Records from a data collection
· · · · · · ·
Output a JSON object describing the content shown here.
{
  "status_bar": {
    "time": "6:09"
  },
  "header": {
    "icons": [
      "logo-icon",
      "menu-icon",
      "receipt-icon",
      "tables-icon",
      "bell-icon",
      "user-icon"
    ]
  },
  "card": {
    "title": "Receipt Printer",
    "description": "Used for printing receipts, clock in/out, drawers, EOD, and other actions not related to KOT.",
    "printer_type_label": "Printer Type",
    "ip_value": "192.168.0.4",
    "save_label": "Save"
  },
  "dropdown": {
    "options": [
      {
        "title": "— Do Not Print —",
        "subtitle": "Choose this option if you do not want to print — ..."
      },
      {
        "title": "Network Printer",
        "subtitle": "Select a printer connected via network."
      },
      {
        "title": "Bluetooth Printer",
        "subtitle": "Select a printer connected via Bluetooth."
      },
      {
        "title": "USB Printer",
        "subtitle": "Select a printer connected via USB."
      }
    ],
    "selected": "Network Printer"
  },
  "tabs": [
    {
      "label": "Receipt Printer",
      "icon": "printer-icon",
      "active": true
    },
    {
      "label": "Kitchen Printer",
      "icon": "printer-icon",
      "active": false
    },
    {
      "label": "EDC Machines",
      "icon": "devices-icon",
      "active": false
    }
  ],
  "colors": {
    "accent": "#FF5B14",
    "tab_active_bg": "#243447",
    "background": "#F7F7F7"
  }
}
· · · · · · ·
> **Instruction**:
Each entry above is to be printed again exactly.

> **Expected output**:
Output a JSON object describing the content shown here.
{
  "status_bar": {
    "time": "6:09"
  },
  "header": {
    "icons": [
      "logo-icon",
      "menu-icon",
      "receipt-icon",
      "tables-icon",
      "bell-icon",
      "user-icon"
    ]
  },
  "card": {
    "title": "Receipt Printer",
    "description": "Used for printing receipts, clock in/out, drawers, EOD, and other actions not related to KOT.",
    "printer_type_label": "Printer Type",
    "ip_value": "192.168.0.4",
    "save_label": "Save"
  },
  "dropdown": {
    "options": [
      {
        "title": "— Do Not Print —",
        "subtitle": "Choose this option if you do not want to print — ..."
      },
      {
        "title": "Network Printer",
        "subtitle": "Select a printer connected via network."
      },
      {
        "title": "Bluetooth Printer",
        "subtitle": "Select a printer connected via Bluetooth."
      },
      {
        "title": "USB Printer",
        "subtitle": "Select a printer connected via USB."
      }
    ],
    "selected": "Network Printer"
  },
  "tabs": [
    {
      "label": "Receipt Printer",
      "icon": "printer-icon",
      "active": true
    },
    {
      "label": "Kitchen Printer",
      "icon": "printer-icon",
      "active": false
    },
    {
      "label": "EDC Machines",
      "icon": "devices-icon",
      "active": false
    }
  ],
  "colors": {
    "accent": "#FF5B14",
    "tab_active_bg": "#243447",
    "background": "#F7F7F7"
  }
}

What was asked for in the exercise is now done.